### Task to carry out
Check each line of the listing, and copy it if it contains the word "with".
═════ Records supplied ═════
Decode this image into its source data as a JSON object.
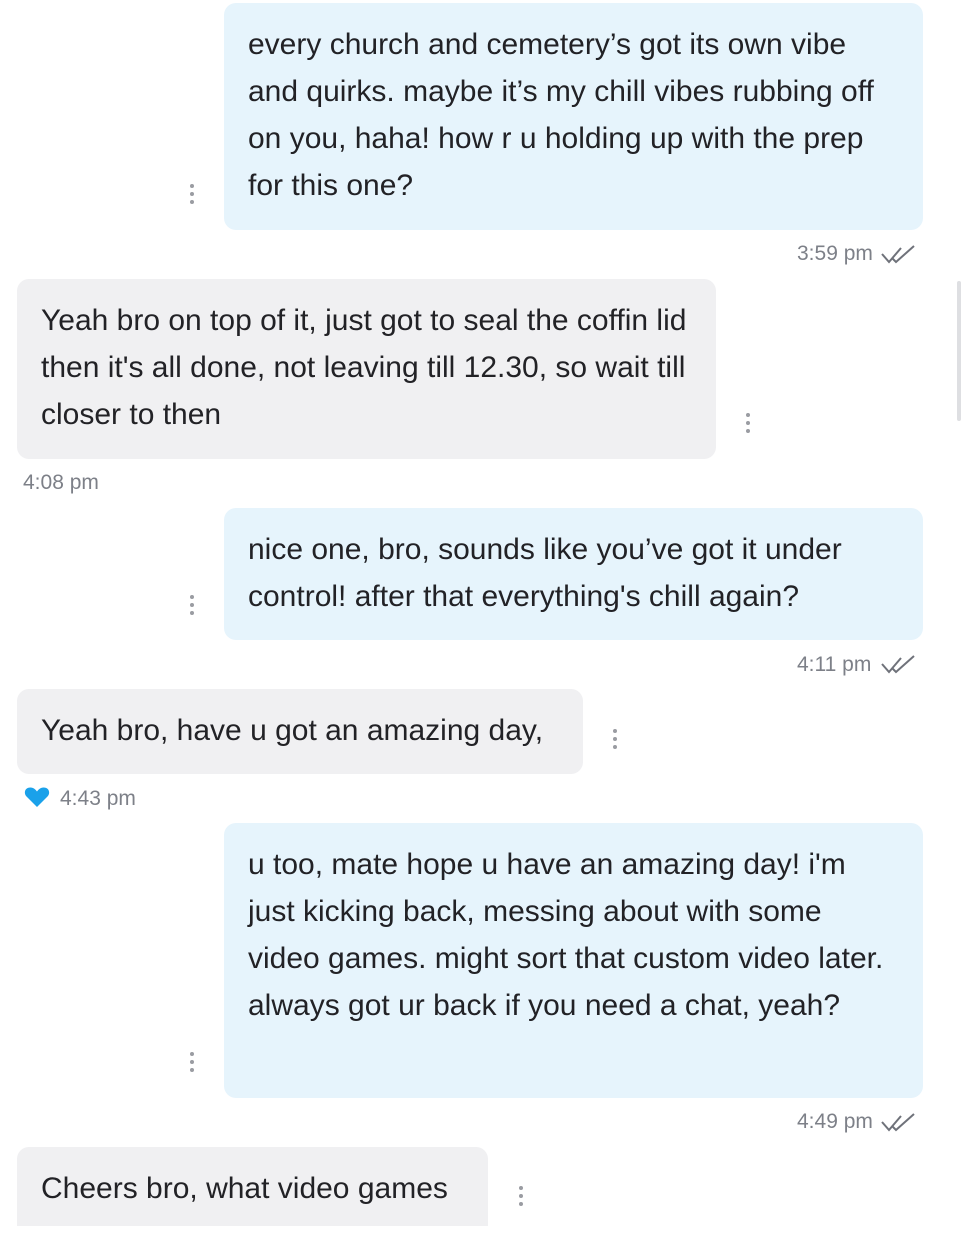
{
  "messages": [
    {
      "dir": "out",
      "text": "every church and cemetery’s got its own vibe and quirks. maybe it’s my chill vibes rubbing off on you, haha! how r u holding up with the prep for this one?",
      "time": "3:59 pm",
      "read": true
    },
    {
      "dir": "in",
      "text": "Yeah bro on top of it, just got to seal the coffin lid then it's all done, not leaving till 12.30, so wait till closer to then",
      "time": "4:08 pm"
    },
    {
      "dir": "out",
      "text": "nice one, bro, sounds like you’ve got it under control! after that everything's chill again?",
      "time": "4:11 pm",
      "read": true
    },
    {
      "dir": "in",
      "text": "Yeah bro, have u got an amazing day,",
      "time": "4:43 pm",
      "liked": true
    },
    {
      "dir": "out",
      "text": "u too, mate hope u have an amazing day! i'm just kicking back, messing about with some video games. might sort that custom video later. always got ur back if you need a chat, yeah?",
      "time": "4:49 pm",
      "read": true
    },
    {
      "dir": "in",
      "text": "Cheers bro, what video games"
    }
  ],
  "icons": {
    "more": "vertical-dots-icon",
    "read": "double-check-icon",
    "like": "heart-icon"
  },
  "colors": {
    "outgoing_bubble": "#e6f4fc",
    "incoming_bubble": "#f0f0f2",
    "heart": "#1aa1ea"
  }
}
═════
### Complete response
      "text": "every church and cemetery’s got its own vibe and quirks. maybe it’s my chill vibes rubbing off on you, haha! how r u holding up with the prep for this one?",
      "text": "u too, mate hope u have an amazing day! i'm just kicking back, messing about with some video games. might sort that custom video later. always got ur back if you need a chat, yeah?",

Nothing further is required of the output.